Exercise prompt:
An exact copy of every record is needed.

Collected data:
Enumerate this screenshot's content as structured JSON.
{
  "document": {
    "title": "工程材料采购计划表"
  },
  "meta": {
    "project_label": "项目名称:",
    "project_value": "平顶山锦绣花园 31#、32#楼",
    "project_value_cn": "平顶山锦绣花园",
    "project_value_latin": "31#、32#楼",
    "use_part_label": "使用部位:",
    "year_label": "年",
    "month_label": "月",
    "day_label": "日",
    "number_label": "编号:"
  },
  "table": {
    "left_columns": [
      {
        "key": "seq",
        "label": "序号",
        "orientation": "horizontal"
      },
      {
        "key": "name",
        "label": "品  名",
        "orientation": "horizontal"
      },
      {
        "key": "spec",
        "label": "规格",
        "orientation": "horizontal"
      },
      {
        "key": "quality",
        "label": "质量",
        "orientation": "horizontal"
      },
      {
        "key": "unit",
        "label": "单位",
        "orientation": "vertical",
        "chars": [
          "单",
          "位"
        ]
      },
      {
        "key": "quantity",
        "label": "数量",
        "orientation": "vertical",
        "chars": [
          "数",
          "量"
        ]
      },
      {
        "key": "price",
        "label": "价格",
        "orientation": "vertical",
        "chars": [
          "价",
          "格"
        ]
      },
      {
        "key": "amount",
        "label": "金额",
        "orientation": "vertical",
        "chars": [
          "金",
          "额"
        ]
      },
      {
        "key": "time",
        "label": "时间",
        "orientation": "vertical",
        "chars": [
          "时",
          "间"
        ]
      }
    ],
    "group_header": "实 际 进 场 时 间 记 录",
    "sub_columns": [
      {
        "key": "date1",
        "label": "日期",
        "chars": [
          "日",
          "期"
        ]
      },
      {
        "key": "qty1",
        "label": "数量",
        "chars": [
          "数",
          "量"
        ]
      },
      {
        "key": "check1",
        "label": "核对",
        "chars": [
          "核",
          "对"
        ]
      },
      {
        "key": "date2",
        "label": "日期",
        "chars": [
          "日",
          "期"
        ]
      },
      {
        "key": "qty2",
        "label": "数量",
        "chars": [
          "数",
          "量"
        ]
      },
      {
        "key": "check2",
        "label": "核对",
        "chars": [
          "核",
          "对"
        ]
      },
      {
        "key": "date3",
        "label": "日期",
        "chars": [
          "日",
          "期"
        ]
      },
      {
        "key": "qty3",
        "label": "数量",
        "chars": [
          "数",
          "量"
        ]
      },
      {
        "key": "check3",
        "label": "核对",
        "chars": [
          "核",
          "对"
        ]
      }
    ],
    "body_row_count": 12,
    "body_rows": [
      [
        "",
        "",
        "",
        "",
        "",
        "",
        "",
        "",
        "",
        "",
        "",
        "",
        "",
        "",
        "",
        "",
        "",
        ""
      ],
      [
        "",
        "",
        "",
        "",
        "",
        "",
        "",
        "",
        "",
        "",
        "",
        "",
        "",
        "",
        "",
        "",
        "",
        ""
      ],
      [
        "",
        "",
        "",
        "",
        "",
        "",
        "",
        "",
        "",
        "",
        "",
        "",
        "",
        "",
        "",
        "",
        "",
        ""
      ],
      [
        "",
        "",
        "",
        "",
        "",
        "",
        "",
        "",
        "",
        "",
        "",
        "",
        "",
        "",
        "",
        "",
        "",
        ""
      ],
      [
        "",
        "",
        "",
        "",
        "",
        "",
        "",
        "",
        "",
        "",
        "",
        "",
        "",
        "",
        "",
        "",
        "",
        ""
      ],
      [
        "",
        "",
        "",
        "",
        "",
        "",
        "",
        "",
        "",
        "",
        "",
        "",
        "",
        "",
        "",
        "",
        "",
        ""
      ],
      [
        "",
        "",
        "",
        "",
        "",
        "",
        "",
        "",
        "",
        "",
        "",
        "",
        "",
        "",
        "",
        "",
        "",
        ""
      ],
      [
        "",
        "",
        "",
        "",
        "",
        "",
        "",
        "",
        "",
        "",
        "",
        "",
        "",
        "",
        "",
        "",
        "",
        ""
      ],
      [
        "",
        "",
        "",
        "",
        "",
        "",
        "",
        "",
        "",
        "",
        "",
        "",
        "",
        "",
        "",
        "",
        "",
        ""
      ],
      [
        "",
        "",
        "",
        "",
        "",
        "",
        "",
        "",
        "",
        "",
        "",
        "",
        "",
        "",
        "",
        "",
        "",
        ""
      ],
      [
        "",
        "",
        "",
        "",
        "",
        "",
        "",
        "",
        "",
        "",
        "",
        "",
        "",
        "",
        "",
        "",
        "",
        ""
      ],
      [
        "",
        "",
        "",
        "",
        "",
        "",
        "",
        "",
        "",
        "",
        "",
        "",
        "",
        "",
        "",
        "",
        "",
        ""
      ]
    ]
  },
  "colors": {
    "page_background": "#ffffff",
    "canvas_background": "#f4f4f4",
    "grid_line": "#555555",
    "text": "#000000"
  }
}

Written answer:
Enumerate this screenshot's content as structured JSON.
{
  "document": {
    "title": "工程材料采购计划表"
  },
  "meta": {
    "project_label": "项目名称:",
    "project_value": "平顶山锦绣花园 31#、32#楼",
    "project_value_cn": "平顶山锦绣花园",
    "project_value_latin": "31#、32#楼",
    "use_part_label": "使用部位:",
    "year_label": "年",
    "month_label": "月",
    "day_label": "日",
    "number_label": "编号:"
  },
  "table": {
    "left_columns": [
      {
        "key": "seq",
        "label": "序号",
        "orientation": "horizontal"
      },
      {
        "key": "name",
        "label": "品  名",
        "orientation": "horizontal"
      },
      {
        "key": "spec",
        "label": "规格",
        "orientation": "horizontal"
      },
      {
        "key": "quality",
        "label": "质量",
        "orientation": "horizontal"
      },
      {
        "key": "unit",
        "label": "单位",
        "orientation": "vertical",
        "chars": [
          "单",
          "位"
        ]
      },
      {
        "key": "quantity",
        "label": "数量",
        "orientation": "vertical",
        "chars": [
          "数",
          "量"
        ]
      },
      {
        "key": "price",
        "label": "价格",
        "orientation": "vertical",
        "chars": [
          "价",
          "格"
        ]
      },
      {
        "key": "amount",
        "label": "金额",
        "orientation": "vertical",
        "chars": [
          "金",
          "额"
        ]
      },
      {
        "key": "time",
        "label": "时间",
        "orientation": "vertical",
        "chars": [
          "时",
          "间"
        ]
      }
    ],
    "group_header": "实 际 进 场 时 间 记 录",
    "sub_columns": [
      {
        "key": "date1",
        "label": "日期",
        "chars": [
          "日",
          "期"
        ]
      },
      {
        "key": "qty1",
        "label": "数量",
        "chars": [
          "数",
          "量"
        ]
      },
      {
        "key": "check1",
        "label": "核对",
        "chars": [
          "核",
          "对"
        ]
      },
      {
        "key": "date2",
        "label": "日期",
        "chars": [
          "日",
          "期"
        ]
      },
      {
        "key": "qty2",
        "label": "数量",
        "chars": [
          "数",
          "量"
        ]
      },
      {
        "key": "check2",
        "label": "核对",
        "chars": [
          "核",
          "对"
        ]
      },
      {
        "key": "date3",
        "label": "日期",
        "chars": [
          "日",
          "期"
        ]
      },
      {
        "key": "qty3",
        "label": "数量",
        "chars": [
          "数",
          "量"
        ]
      },
      {
        "key": "check3",
        "label": "核对",
        "chars": [
          "核",
          "对"
        ]
      }
    ],
    "body_row_count": 12,
    "body_rows": [
      [
        "",
        "",
        "",
        "",
        "",
        "",
        "",
        "",
        "",
        "",
        "",
        "",
        "",
        "",
        "",
        "",
        "",
        ""
      ],
      [
        "",
        "",
        "",
        "",
        "",
        "",
        "",
        "",
        "",
        "",
        "",
        "",
        "",
        "",
        "",
        "",
        "",
        ""
      ],
      [
        "",
        "",
        "",
        "",
        "",
        "",
        "",
        "",
        "",
        "",
        "",
        "",
        "",
        "",
        "",
        "",
        "",
        ""
      ],
      [
        "",
        "",
        "",
        "",
        "",
        "",
        "",
        "",
        "",
        "",
        "",
        "",
        "",
        "",
        "",
        "",
        "",
        ""
      ],
      [
        "",
        "",
        "",
        "",
        "",
        "",
        "",
        "",
        "",
        "",
        "",
        "",
        "",
        "",
        "",
        "",
        "",
        ""
      ],
      [
        "",
        "",
        "",
        "",
        "",
        "",
        "",
        "",
        "",
        "",
        "",
        "",
        "",
        "",
        "",
        "",
        "",
        ""
      ],
      [
        "",
        "",
        "",
        "",
        "",
        "",
        "",
        "",
        "",
        "",
        "",
        "",
        "",
        "",
        "",
        "",
        "",
        ""
      ],
      [
        "",
        "",
        "",
        "",
        "",
        "",
        "",
        "",
        "",
        "",
        "",
        "",
        "",
        "",
        "",
        "",
        "",
        ""
      ],
      [
        "",
        "",
        "",
        "",
        "",
        "",
        "",
        "",
        "",
        "",
        "",
        "",
        "",
        "",
        "",
        "",
        "",
        ""
      ],
      [
        "",
        "",
        "",
        "",
        "",
        "",
        "",
        "",
        "",
        "",
        "",
        "",
        "",
        "",
        "",
        "",
        "",
        ""
      ],
      [
        "",
        "",
        "",
        "",
        "",
        "",
        "",
        "",
        "",
        "",
        "",
        "",
        "",
        "",
        "",
        "",
        "",
        ""
      ],
      [
        "",
        "",
        "",
        "",
        "",
        "",
        "",
        "",
        "",
        "",
        "",
        "",
        "",
        "",
        "",
        "",
        "",
        ""
      ]
    ]
  },
  "colors": {
    "page_background": "#ffffff",
    "canvas_background": "#f4f4f4",
    "grid_line": "#555555",
    "text": "#000000"
  }
}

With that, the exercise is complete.